━━ Input data ━━

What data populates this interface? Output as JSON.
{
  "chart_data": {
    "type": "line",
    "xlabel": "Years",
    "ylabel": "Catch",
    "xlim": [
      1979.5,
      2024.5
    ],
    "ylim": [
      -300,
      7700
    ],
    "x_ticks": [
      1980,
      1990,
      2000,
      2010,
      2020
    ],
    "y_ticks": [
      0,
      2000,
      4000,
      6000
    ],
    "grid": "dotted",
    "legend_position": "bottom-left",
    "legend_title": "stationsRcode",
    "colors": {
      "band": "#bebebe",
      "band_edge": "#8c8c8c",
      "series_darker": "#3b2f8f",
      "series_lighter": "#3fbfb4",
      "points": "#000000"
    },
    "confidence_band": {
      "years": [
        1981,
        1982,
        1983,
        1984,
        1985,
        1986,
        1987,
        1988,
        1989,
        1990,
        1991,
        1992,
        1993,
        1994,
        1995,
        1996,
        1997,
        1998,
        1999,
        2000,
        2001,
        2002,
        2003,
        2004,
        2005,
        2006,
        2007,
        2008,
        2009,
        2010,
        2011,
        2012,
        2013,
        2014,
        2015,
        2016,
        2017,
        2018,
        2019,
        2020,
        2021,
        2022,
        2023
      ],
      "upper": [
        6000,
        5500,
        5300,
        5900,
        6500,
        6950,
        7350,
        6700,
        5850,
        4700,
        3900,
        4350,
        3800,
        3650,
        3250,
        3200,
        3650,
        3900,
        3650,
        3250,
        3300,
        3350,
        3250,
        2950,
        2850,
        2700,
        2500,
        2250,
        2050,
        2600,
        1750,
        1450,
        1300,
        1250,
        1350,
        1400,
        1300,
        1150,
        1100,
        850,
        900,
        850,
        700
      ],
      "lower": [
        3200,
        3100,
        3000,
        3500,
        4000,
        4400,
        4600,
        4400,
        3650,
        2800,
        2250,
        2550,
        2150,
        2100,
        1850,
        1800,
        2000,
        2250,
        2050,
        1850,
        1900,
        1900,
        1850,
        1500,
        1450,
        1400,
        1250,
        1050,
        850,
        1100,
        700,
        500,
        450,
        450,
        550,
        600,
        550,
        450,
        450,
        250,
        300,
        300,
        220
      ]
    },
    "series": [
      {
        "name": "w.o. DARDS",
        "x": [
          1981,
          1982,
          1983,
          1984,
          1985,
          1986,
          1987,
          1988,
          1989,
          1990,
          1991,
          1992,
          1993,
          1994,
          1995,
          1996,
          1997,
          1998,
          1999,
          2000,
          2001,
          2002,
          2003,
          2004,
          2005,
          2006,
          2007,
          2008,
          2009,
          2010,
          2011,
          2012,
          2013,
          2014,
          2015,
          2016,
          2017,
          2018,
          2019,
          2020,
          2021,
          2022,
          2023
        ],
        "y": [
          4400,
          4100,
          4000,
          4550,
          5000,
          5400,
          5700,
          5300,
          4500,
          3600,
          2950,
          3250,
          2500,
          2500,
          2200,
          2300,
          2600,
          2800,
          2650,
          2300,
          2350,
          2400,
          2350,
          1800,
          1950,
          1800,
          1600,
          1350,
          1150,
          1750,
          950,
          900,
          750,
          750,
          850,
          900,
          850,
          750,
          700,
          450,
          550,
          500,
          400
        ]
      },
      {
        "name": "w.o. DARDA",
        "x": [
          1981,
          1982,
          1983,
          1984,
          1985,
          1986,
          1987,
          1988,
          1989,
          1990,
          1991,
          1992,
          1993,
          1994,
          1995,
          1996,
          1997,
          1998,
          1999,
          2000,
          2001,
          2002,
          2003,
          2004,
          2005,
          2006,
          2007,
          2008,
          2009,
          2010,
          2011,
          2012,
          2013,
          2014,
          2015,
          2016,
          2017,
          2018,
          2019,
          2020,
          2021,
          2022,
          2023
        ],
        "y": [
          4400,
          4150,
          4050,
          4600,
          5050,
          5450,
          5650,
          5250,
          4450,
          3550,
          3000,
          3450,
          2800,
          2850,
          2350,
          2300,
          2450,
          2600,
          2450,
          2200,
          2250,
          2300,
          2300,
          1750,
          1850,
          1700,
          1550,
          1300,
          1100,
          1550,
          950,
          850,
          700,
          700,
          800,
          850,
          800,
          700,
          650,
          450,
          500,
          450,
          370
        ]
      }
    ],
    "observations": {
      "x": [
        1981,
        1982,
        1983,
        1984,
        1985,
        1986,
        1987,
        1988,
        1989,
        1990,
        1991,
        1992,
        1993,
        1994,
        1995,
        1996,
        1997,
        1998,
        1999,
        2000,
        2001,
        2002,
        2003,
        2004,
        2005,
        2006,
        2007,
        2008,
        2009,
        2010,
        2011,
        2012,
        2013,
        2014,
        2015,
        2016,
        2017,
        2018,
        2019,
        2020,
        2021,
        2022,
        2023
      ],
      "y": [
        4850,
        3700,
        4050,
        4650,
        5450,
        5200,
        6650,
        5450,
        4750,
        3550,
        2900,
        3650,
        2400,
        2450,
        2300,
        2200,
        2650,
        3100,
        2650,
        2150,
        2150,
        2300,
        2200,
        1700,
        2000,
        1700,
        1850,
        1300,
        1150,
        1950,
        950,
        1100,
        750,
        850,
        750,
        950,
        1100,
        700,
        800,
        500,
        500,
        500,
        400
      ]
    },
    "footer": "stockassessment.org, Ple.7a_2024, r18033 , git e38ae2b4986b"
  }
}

━━━

What is expected
Reproduce every entry shown above, precisely as it stands.

Task answer
What data populates this interface? Output as JSON.
{
  "chart_data": {
    "type": "line",
    "xlabel": "Years",
    "ylabel": "Catch",
    "xlim": [
      1979.5,
      2024.5
    ],
    "ylim": [
      -300,
      7700
    ],
    "x_ticks": [
      1980,
      1990,
      2000,
      2010,
      2020
    ],
    "y_ticks": [
      0,
      2000,
      4000,
      6000
    ],
    "grid": "dotted",
    "legend_position": "bottom-left",
    "legend_title": "stationsRcode",
    "colors": {
      "band": "#bebebe",
      "band_edge": "#8c8c8c",
      "series_darker": "#3b2f8f",
      "series_lighter": "#3fbfb4",
      "points": "#000000"
    },
    "confidence_band": {
      "years": [
        1981,
        1982,
        1983,
        1984,
        1985,
        1986,
        1987,
        1988,
        1989,
        1990,
        1991,
        1992,
        1993,
        1994,
        1995,
        1996,
        1997,
        1998,
        1999,
        2000,
        2001,
        2002,
        2003,
        2004,
        2005,
        2006,
        2007,
        2008,
        2009,
        2010,
        2011,
        2012,
        2013,
        2014,
        2015,
        2016,
        2017,
        2018,
        2019,
        2020,
        2021,
        2022,
        2023
      ],
      "upper": [
        6000,
        5500,
        5300,
        5900,
        6500,
        6950,
        7350,
        6700,
        5850,
        4700,
        3900,
        4350,
        3800,
        3650,
        3250,
        3200,
        3650,
        3900,
        3650,
        3250,
        3300,
        3350,
        3250,
        2950,
        2850,
        2700,
        2500,
        2250,
        2050,
        2600,
        1750,
        1450,
        1300,
        1250,
        1350,
        1400,
        1300,
        1150,
        1100,
        850,
        900,
        850,
        700
      ],
      "lower": [
        3200,
        3100,
        3000,
        3500,
        4000,
        4400,
        4600,
        4400,
        3650,
        2800,
        2250,
        2550,
        2150,
        2100,
        1850,
        1800,
        2000,
        2250,
        2050,
        1850,
        1900,
        1900,
        1850,
        1500,
        1450,
        1400,
        1250,
        1050,
        850,
        1100,
        700,
        500,
        450,
        450,
        550,
        600,
        550,
        450,
        450,
        250,
        300,
        300,
        220
      ]
    },
    "series": [
      {
        "name": "w.o. DARDS",
        "x": [
          1981,
          1982,
          1983,
          1984,
          1985,
          1986,
          1987,
          1988,
          1989,
          1990,
          1991,
          1992,
          1993,
          1994,
          1995,
          1996,
          1997,
          1998,
          1999,
          2000,
          2001,
          2002,
          2003,
          2004,
          2005,
          2006,
          2007,
          2008,
          2009,
          2010,
          2011,
          2012,
          2013,
          2014,
          2015,
          2016,
          2017,
          2018,
          2019,
          2020,
          2021,
          2022,
          2023
        ],
        "y": [
          4400,
          4100,
          4000,
          4550,
          5000,
          5400,
          5700,
          5300,
          4500,
          3600,
          2950,
          3250,
          2500,
          2500,
          2200,
          2300,
          2600,
          2800,
          2650,
          2300,
          2350,
          2400,
          2350,
          1800,
          1950,
          1800,
          1600,
          1350,
          1150,
          1750,
          950,
          900,
          750,
          750,
          850,
          900,
          850,
          750,
          700,
          450,
          550,
          500,
          400
        ]
      },
      {
        "name": "w.o. DARDA",
        "x": [
          1981,
          1982,
          1983,
          1984,
          1985,
          1986,
          1987,
          1988,
          1989,
          1990,
          1991,
          1992,
          1993,
          1994,
          1995,
          1996,
          1997,
          1998,
          1999,
          2000,
          2001,
          2002,
          2003,
          2004,
          2005,
          2006,
          2007,
          2008,
          2009,
          2010,
          2011,
          2012,
          2013,
          2014,
          2015,
          2016,
          2017,
          2018,
          2019,
          2020,
          2021,
          2022,
          2023
        ],
        "y": [
          4400,
          4150,
          4050,
          4600,
          5050,
          5450,
          5650,
          5250,
          4450,
          3550,
          3000,
          3450,
          2800,
          2850,
          2350,
          2300,
          2450,
          2600,
          2450,
          2200,
          2250,
          2300,
          2300,
          1750,
          1850,
          1700,
          1550,
          1300,
          1100,
          1550,
          950,
          850,
          700,
          700,
          800,
          850,
          800,
          700,
          650,
          450,
          500,
          450,
          370
        ]
      }
    ],
    "observations": {
      "x": [
        1981,
        1982,
        1983,
        1984,
        1985,
        1986,
        1987,
        1988,
        1989,
        1990,
        1991,
        1992,
        1993,
        1994,
        1995,
        1996,
        1997,
        1998,
        1999,
        2000,
        2001,
        2002,
        2003,
        2004,
        2005,
        2006,
        2007,
        2008,
        2009,
        2010,
        2011,
        2012,
        2013,
        2014,
        2015,
        2016,
        2017,
        2018,
        2019,
        2020,
        2021,
        2022,
        2023
      ],
      "y": [
        4850,
        3700,
        4050,
        4650,
        5450,
        5200,
        6650,
        5450,
        4750,
        3550,
        2900,
        3650,
        2400,
        2450,
        2300,
        2200,
        2650,
        3100,
        2650,
        2150,
        2150,
        2300,
        2200,
        1700,
        2000,
        1700,
        1850,
        1300,
        1150,
        1950,
        950,
        1100,
        750,
        850,
        750,
        950,
        1100,
        700,
        800,
        500,
        500,
        500,
        400
      ]
    },
    "footer": "stockassessment.org, Ple.7a_2024, r18033 , git e38ae2b4986b"
  }
}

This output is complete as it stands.